#### Short problem
Find the lines that hold the word "COMMODITY" and return them.

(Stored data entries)
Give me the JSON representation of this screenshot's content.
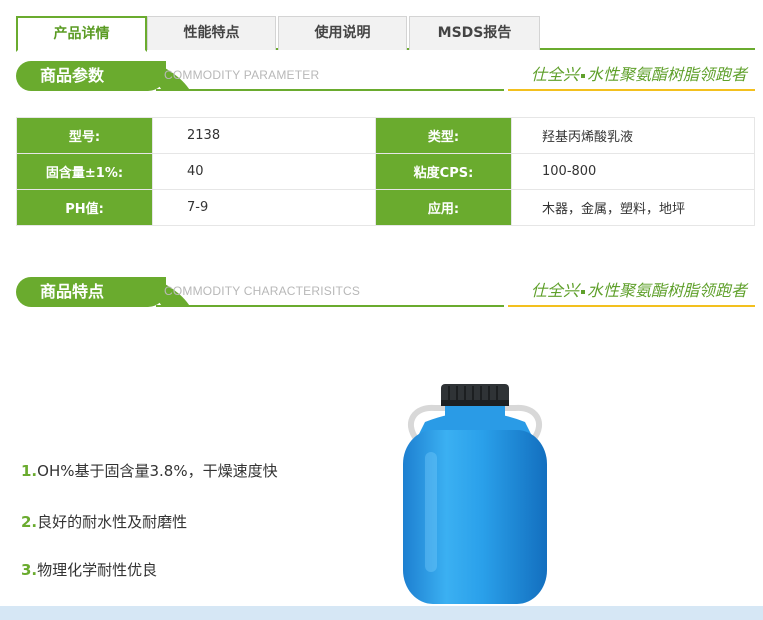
{
  "tabs": [
    {
      "label": "产品详情"
    },
    {
      "label": "性能特点"
    },
    {
      "label": "使用说明"
    },
    {
      "label": "MSDS报告"
    }
  ],
  "section_params": {
    "title": "商品参数",
    "subtitle": "COMMODITY PARAMETER",
    "brand_a": "仕全兴",
    "brand_b": "水性聚氨酯树脂领跑者"
  },
  "params": {
    "rows": [
      {
        "k1": "型号:",
        "v1": "2138",
        "k2": "类型:",
        "v2": "羟基丙烯酸乳液"
      },
      {
        "k1": "固含量±1%:",
        "v1": "40",
        "k2": "粘度CPS:",
        "v2": "100-800"
      },
      {
        "k1": "PH值:",
        "v1": "7-9",
        "k2": "应用:",
        "v2": "木器，金属，塑料，地坪"
      }
    ]
  },
  "section_features": {
    "title": "商品特点",
    "subtitle": "COMMODITY CHARACTERISITCS",
    "brand_a": "仕全兴",
    "brand_b": "水性聚氨酯树脂领跑者"
  },
  "features": [
    {
      "num": "1.",
      "text": "OH%基于固含量3.8%，干燥速度快"
    },
    {
      "num": "2.",
      "text": "良好的耐水性及耐磨性"
    },
    {
      "num": "3.",
      "text": "物理化学耐性优良"
    }
  ],
  "colors": {
    "accent": "#6aab2e",
    "brand_line": "#f3c01e",
    "drum": "#2b9be6"
  }
}
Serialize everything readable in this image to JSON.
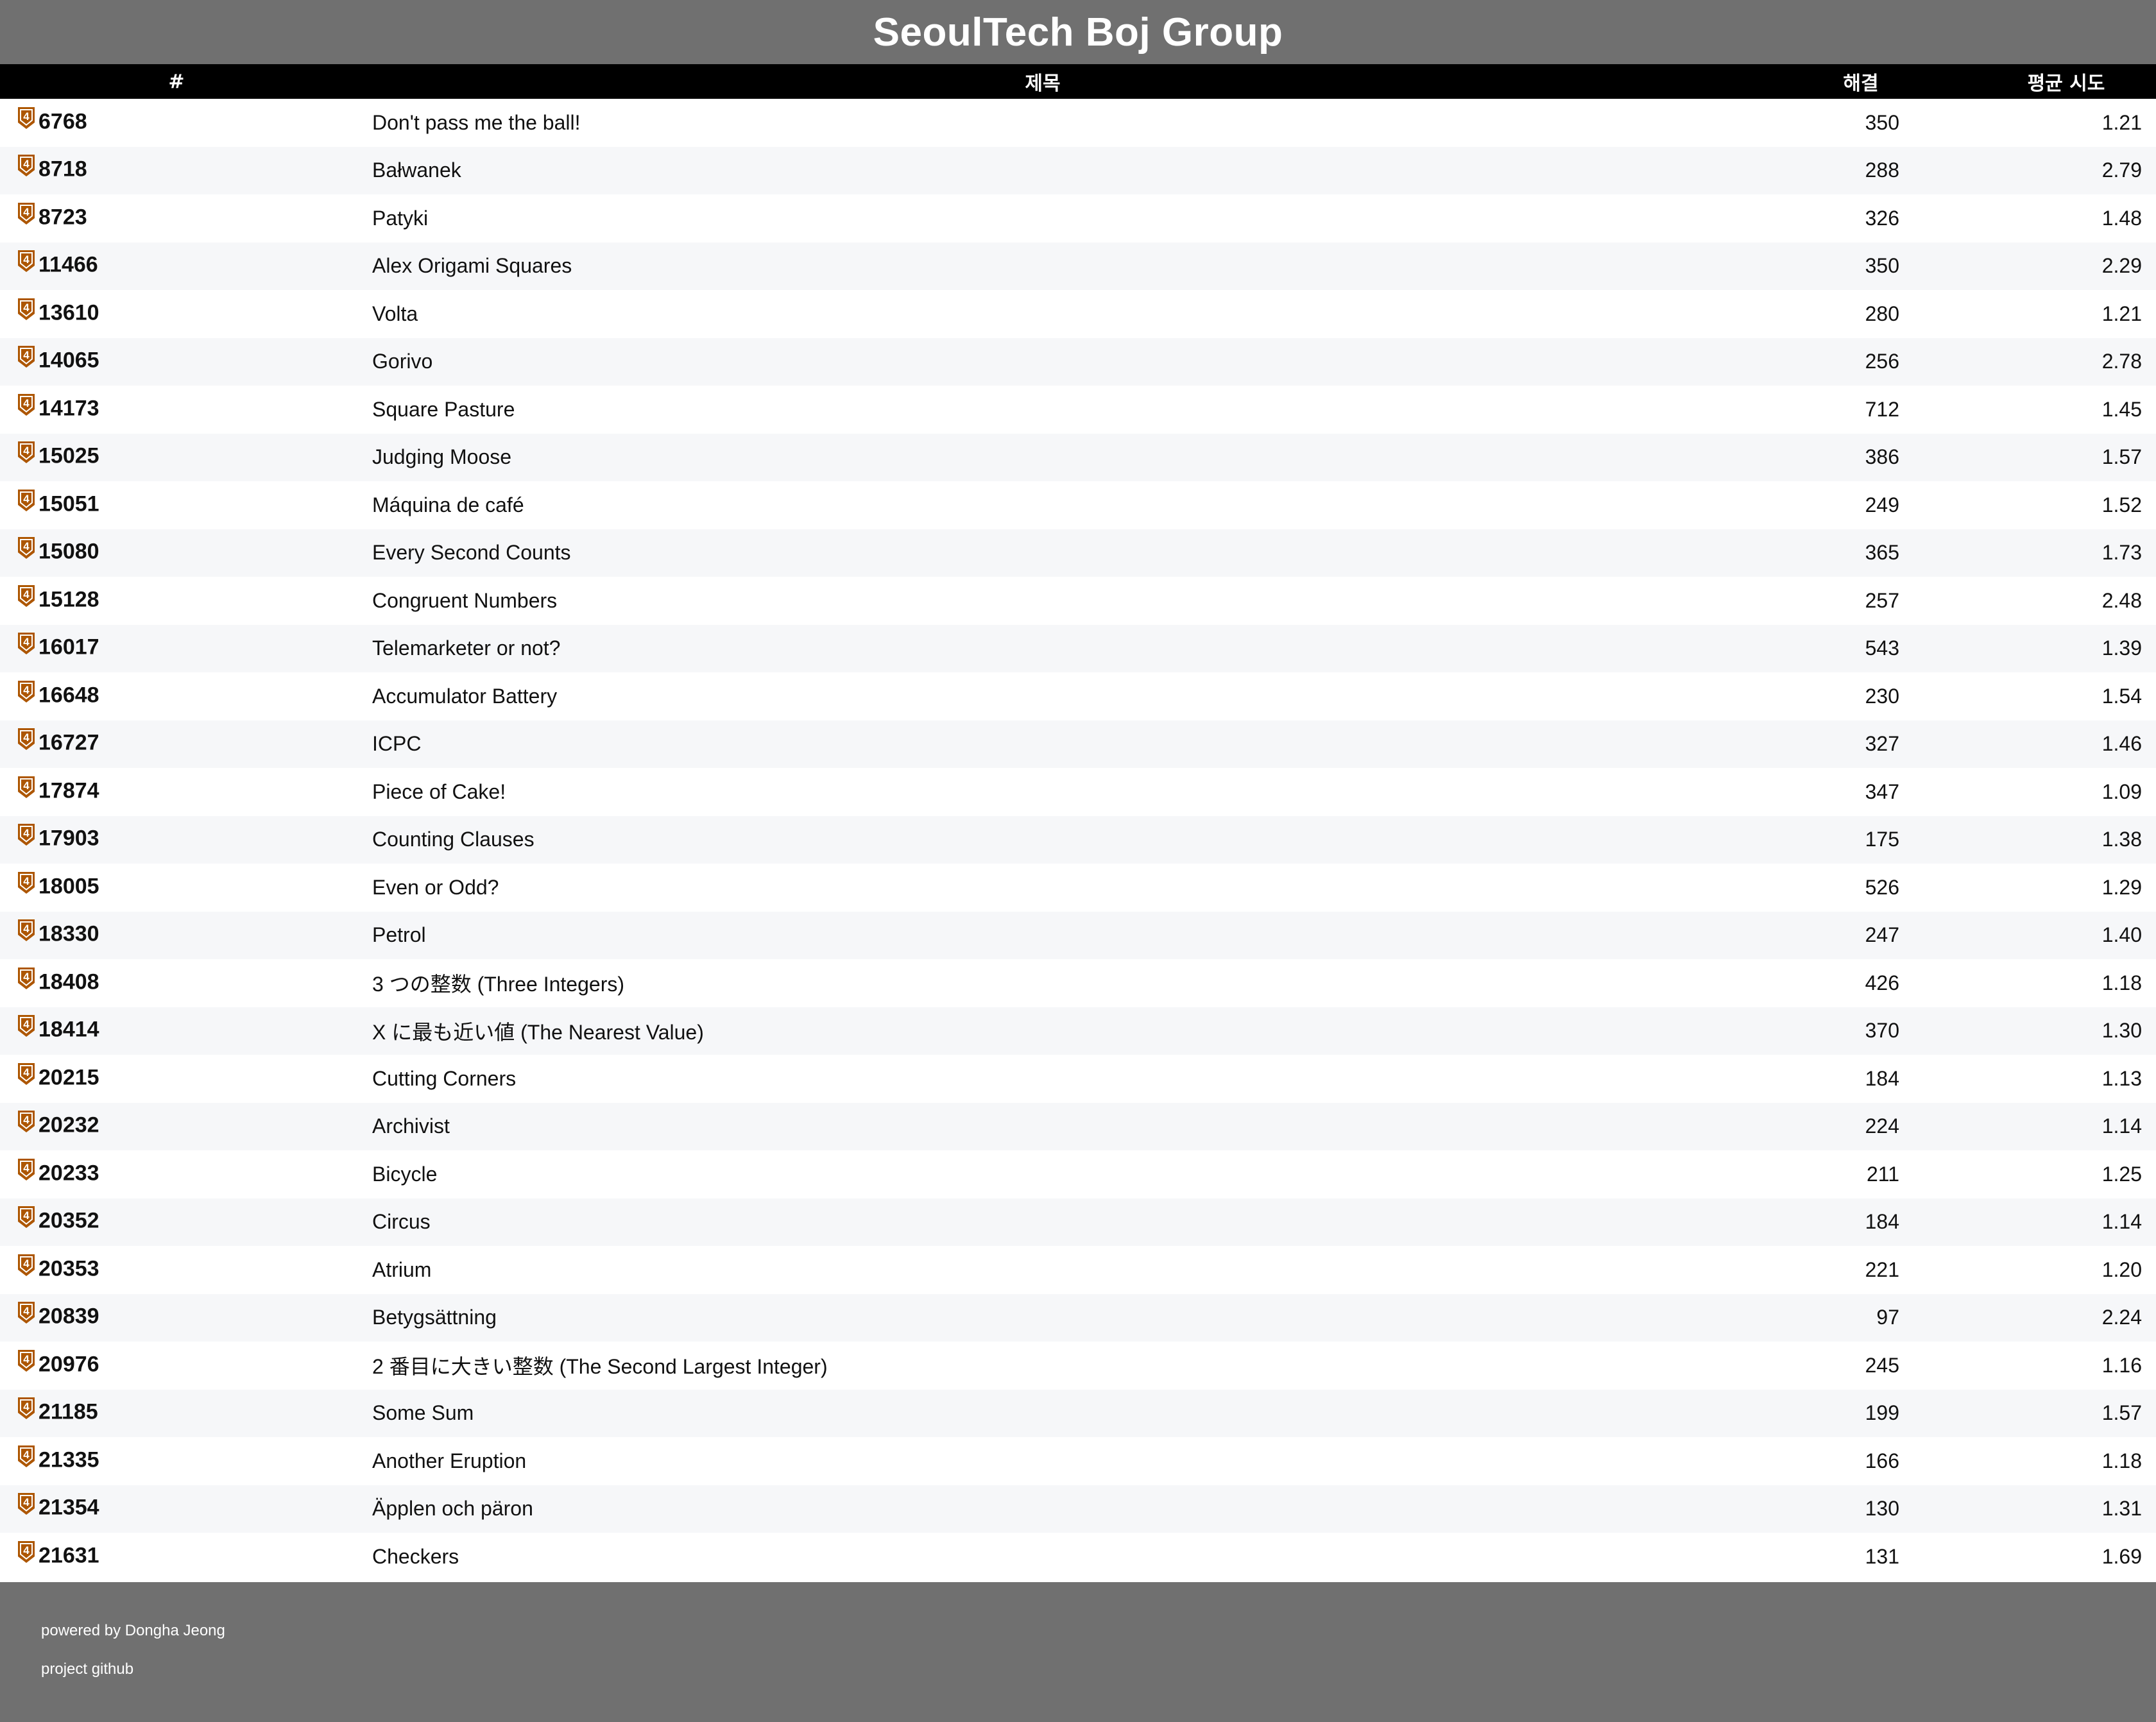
{
  "header": {
    "title": "SeoulTech Boj Group"
  },
  "table": {
    "columns": {
      "id": "#",
      "title": "제목",
      "solved": "해결",
      "avg_tries": "평균 시도"
    },
    "tier_badge": {
      "label": "4",
      "color": "#ad5600",
      "icon": "bronze-tier-4-icon"
    },
    "rows": [
      {
        "id": "6768",
        "title": "Don't pass me the ball!",
        "solved": "350",
        "avg": "1.21"
      },
      {
        "id": "8718",
        "title": "Bałwanek",
        "solved": "288",
        "avg": "2.79"
      },
      {
        "id": "8723",
        "title": "Patyki",
        "solved": "326",
        "avg": "1.48"
      },
      {
        "id": "11466",
        "title": "Alex Origami Squares",
        "solved": "350",
        "avg": "2.29"
      },
      {
        "id": "13610",
        "title": "Volta",
        "solved": "280",
        "avg": "1.21"
      },
      {
        "id": "14065",
        "title": "Gorivo",
        "solved": "256",
        "avg": "2.78"
      },
      {
        "id": "14173",
        "title": "Square Pasture",
        "solved": "712",
        "avg": "1.45"
      },
      {
        "id": "15025",
        "title": "Judging Moose",
        "solved": "386",
        "avg": "1.57"
      },
      {
        "id": "15051",
        "title": "Máquina de café",
        "solved": "249",
        "avg": "1.52"
      },
      {
        "id": "15080",
        "title": "Every Second Counts",
        "solved": "365",
        "avg": "1.73"
      },
      {
        "id": "15128",
        "title": "Congruent Numbers",
        "solved": "257",
        "avg": "2.48"
      },
      {
        "id": "16017",
        "title": "Telemarketer or not?",
        "solved": "543",
        "avg": "1.39"
      },
      {
        "id": "16648",
        "title": "Accumulator Battery",
        "solved": "230",
        "avg": "1.54"
      },
      {
        "id": "16727",
        "title": "ICPC",
        "solved": "327",
        "avg": "1.46"
      },
      {
        "id": "17874",
        "title": "Piece of Cake!",
        "solved": "347",
        "avg": "1.09"
      },
      {
        "id": "17903",
        "title": "Counting Clauses",
        "solved": "175",
        "avg": "1.38"
      },
      {
        "id": "18005",
        "title": "Even or Odd?",
        "solved": "526",
        "avg": "1.29"
      },
      {
        "id": "18330",
        "title": "Petrol",
        "solved": "247",
        "avg": "1.40"
      },
      {
        "id": "18408",
        "title": "3 つの整数 (Three Integers)",
        "solved": "426",
        "avg": "1.18"
      },
      {
        "id": "18414",
        "title": "X に最も近い値 (The Nearest Value)",
        "solved": "370",
        "avg": "1.30"
      },
      {
        "id": "20215",
        "title": "Cutting Corners",
        "solved": "184",
        "avg": "1.13"
      },
      {
        "id": "20232",
        "title": "Archivist",
        "solved": "224",
        "avg": "1.14"
      },
      {
        "id": "20233",
        "title": "Bicycle",
        "solved": "211",
        "avg": "1.25"
      },
      {
        "id": "20352",
        "title": "Circus",
        "solved": "184",
        "avg": "1.14"
      },
      {
        "id": "20353",
        "title": "Atrium",
        "solved": "221",
        "avg": "1.20"
      },
      {
        "id": "20839",
        "title": "Betygsättning",
        "solved": "97",
        "avg": "2.24"
      },
      {
        "id": "20976",
        "title": "2 番目に大きい整数 (The Second Largest Integer)",
        "solved": "245",
        "avg": "1.16"
      },
      {
        "id": "21185",
        "title": "Some Sum",
        "solved": "199",
        "avg": "1.57"
      },
      {
        "id": "21335",
        "title": "Another Eruption",
        "solved": "166",
        "avg": "1.18"
      },
      {
        "id": "21354",
        "title": "Äpplen och päron",
        "solved": "130",
        "avg": "1.31"
      },
      {
        "id": "21631",
        "title": "Checkers",
        "solved": "131",
        "avg": "1.69"
      }
    ]
  },
  "footer": {
    "powered_by": "powered by Dongha Jeong",
    "github_link": "project github"
  }
}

#### Correct output
    "subtitle": "COMMODITY PARAMETER",
    "subtitle": "COMMODITY CHARACTERISITCS",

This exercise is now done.